Your objective: In the entries that follow, find the word "this" and report each line it is on.

------------------------------------------------------------------------

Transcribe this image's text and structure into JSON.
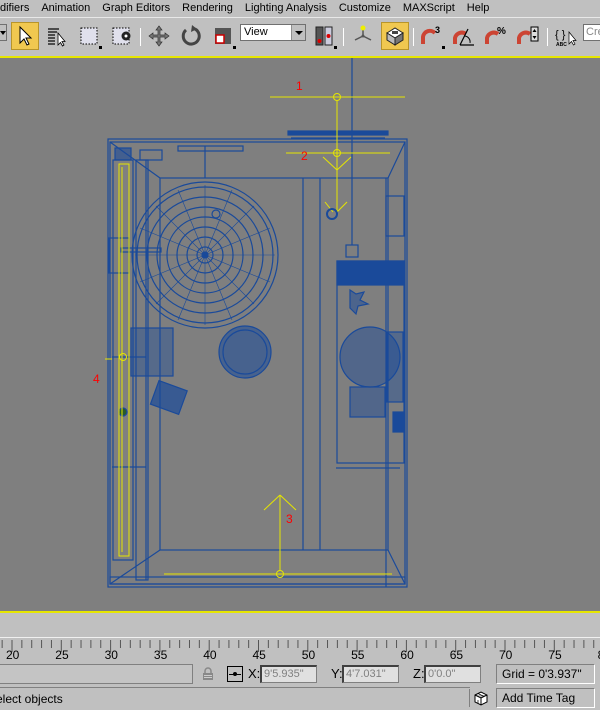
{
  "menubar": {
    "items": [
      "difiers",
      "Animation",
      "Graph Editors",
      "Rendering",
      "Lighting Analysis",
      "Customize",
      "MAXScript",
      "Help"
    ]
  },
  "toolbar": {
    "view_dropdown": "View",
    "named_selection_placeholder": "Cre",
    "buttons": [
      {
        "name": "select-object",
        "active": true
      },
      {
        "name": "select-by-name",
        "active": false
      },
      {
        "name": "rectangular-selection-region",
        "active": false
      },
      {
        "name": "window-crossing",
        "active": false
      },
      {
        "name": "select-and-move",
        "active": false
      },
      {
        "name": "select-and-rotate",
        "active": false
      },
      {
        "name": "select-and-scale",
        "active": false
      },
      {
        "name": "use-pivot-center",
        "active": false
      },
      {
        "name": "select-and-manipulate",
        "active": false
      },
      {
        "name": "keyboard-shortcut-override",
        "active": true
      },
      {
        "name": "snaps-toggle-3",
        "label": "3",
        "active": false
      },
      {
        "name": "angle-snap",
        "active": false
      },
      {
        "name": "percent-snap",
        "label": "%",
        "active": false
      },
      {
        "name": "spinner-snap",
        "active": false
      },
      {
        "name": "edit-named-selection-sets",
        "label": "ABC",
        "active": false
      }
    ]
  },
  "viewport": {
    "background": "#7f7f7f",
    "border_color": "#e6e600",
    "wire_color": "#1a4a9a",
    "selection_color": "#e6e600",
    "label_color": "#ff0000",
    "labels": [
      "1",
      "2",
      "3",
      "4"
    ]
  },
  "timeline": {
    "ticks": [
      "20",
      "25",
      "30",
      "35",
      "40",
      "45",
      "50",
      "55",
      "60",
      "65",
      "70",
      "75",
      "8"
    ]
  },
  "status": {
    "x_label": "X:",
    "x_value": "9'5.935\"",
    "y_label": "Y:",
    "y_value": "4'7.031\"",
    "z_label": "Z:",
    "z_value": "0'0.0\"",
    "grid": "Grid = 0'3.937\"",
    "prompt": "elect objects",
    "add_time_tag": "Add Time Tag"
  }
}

------------------------------------------------------------------------

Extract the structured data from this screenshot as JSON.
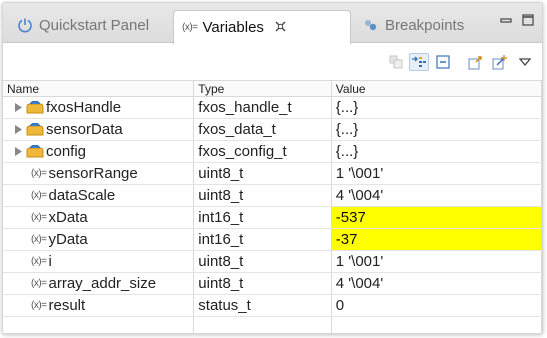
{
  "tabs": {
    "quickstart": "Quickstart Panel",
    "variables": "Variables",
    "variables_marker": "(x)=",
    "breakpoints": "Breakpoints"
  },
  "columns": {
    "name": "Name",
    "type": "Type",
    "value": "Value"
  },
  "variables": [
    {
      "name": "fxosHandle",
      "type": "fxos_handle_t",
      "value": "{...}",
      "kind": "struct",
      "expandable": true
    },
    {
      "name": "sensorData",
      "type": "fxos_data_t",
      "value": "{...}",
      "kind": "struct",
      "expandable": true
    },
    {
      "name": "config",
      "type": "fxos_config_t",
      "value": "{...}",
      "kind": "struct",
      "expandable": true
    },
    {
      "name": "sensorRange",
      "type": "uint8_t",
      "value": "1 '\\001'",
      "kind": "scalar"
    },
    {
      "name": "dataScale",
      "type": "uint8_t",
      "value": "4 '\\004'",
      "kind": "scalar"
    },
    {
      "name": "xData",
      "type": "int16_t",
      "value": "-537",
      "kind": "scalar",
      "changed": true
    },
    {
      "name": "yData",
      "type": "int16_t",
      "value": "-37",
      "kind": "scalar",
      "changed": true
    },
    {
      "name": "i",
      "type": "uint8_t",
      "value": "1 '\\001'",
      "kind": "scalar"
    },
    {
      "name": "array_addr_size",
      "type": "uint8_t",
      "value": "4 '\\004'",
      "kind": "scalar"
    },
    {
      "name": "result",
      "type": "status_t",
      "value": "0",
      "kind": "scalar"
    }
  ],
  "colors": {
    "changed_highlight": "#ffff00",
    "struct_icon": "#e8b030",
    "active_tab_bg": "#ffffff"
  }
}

------------------------------------------------------------------------

Correct output:
Transcribe this image's text and structure into JSON.
Extract the structured data from this screenshot as JSON.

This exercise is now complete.